-- WHAT TO WORK ON --
Copy out the records precisely, omitting pictures.

++++ EXTRACTED INFORMATION

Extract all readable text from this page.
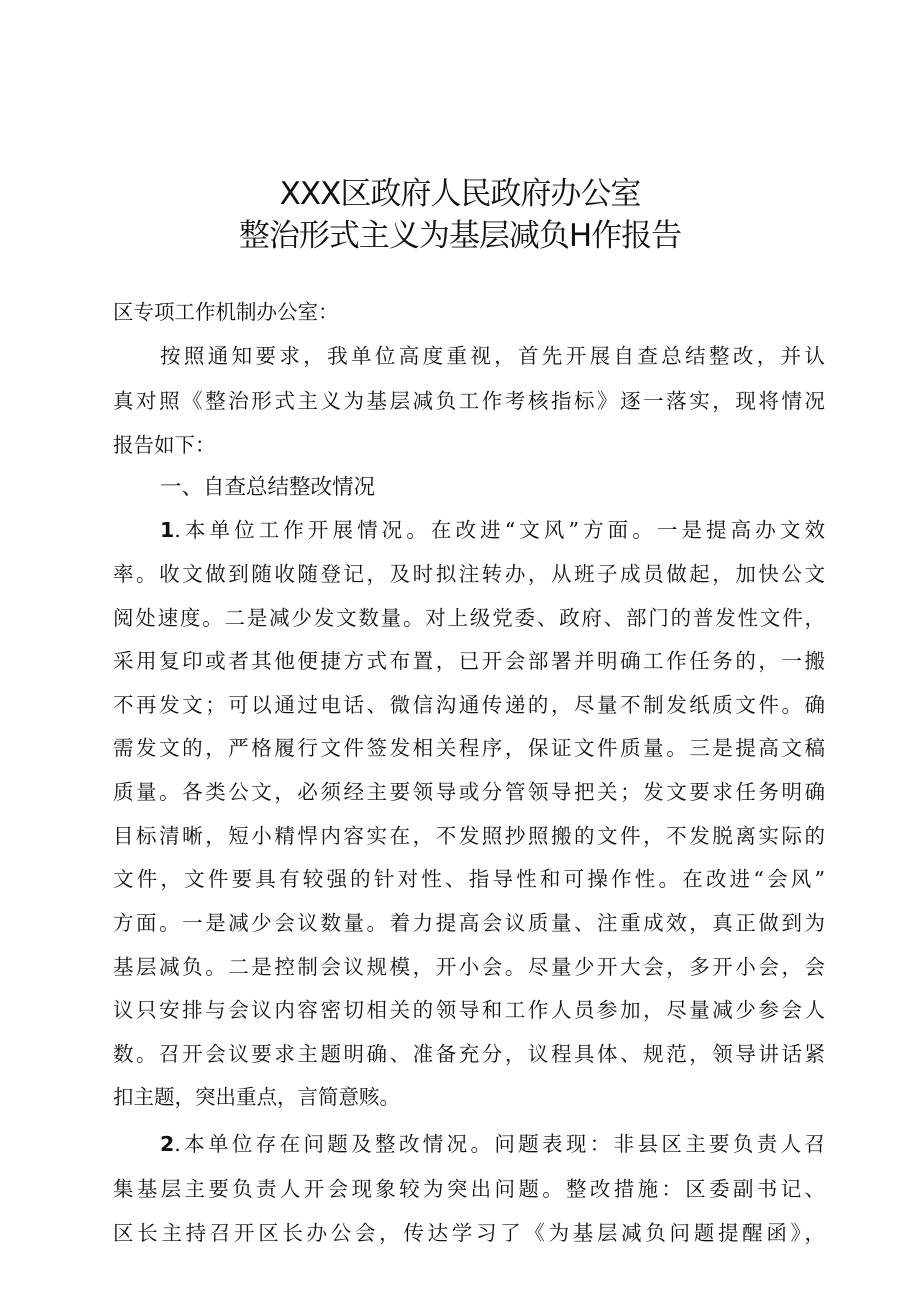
XXX区政府人民政府办公室
整治形式主义为基层减负H作报告
区专项工作机制办公室：
按照通知要求，我单位高度重视，首先开展自查总结整改，并认
真对照《整治形式主义为基层减负工作考核指标》逐一落实，现将情况
报告如下：
一、自查总结整改情况
1.本单位工作开展情况。在改进“文风”方面。一是提高办文效
率。收文做到随收随登记，及时拟注转办，从班子成员做起，加快公文
阅处速度。二是减少发文数量。对上级党委、政府、部门的普发性文件，
采用复印或者其他便捷方式布置，已开会部署并明确工作任务的，一搬
不再发文；可以通过电话、微信沟通传递的，尽量不制发纸质文件。确
需发文的，严格履行文件签发相关程序，保证文件质量。三是提高文稿
质量。各类公文，必须经主要领导或分管领导把关；发文要求任务明确
目标清晰，短小精悍内容实在，不发照抄照搬的文件，不发脱离实际的
文件，文件要具有较强的针对性、指导性和可操作性。在改进“会风”
方面。一是减少会议数量。着力提高会议质量、注重成效，真正做到为
基层减负。二是控制会议规模，开小会。尽量少开大会，多开小会，会
议只安排与会议内容密切相关的领导和工作人员参加，尽量减少参会人
数。召开会议要求主题明确、准备充分，议程具体、规范，领导讲话紧
扣主题，突出重点，言简意赅。
2.本单位存在问题及整改情况。问题表现：非县区主要负责人召
集基层主要负责人开会现象较为突出问题。整改措施：区委副书记、
区长主持召开区长办公会，传达学习了《为基层减负问题提醒函》，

++++++++

-- TASK RESPONSE --
Extract all readable text from this page.
XXX区政府人民政府办公室
整治形式主义为基层减负H作报告
区专项工作机制办公室：
按照通知要求，我单位高度重视，首先开展自查总结整改，并认
真对照《整治形式主义为基层减负工作考核指标》逐一落实，现将情况
报告如下：
一、自查总结整改情况
1.本单位工作开展情况。在改进“文风”方面。一是提高办文效
率。收文做到随收随登记，及时拟注转办，从班子成员做起，加快公文
阅处速度。二是减少发文数量。对上级党委、政府、部门的普发性文件，
采用复印或者其他便捷方式布置，已开会部署并明确工作任务的，一搬
不再发文；可以通过电话、微信沟通传递的，尽量不制发纸质文件。确
需发文的，严格履行文件签发相关程序，保证文件质量。三是提高文稿
质量。各类公文，必须经主要领导或分管领导把关；发文要求任务明确
目标清晰，短小精悍内容实在，不发照抄照搬的文件，不发脱离实际的
文件，文件要具有较强的针对性、指导性和可操作性。在改进“会风”
方面。一是减少会议数量。着力提高会议质量、注重成效，真正做到为
基层减负。二是控制会议规模，开小会。尽量少开大会，多开小会，会
议只安排与会议内容密切相关的领导和工作人员参加，尽量减少参会人
数。召开会议要求主题明确、准备充分，议程具体、规范，领导讲话紧
扣主题，突出重点，言简意赅。
2.本单位存在问题及整改情况。问题表现：非县区主要负责人召
集基层主要负责人开会现象较为突出问题。整改措施：区委副书记、
区长主持召开区长办公会，传达学习了《为基层减负问题提醒函》，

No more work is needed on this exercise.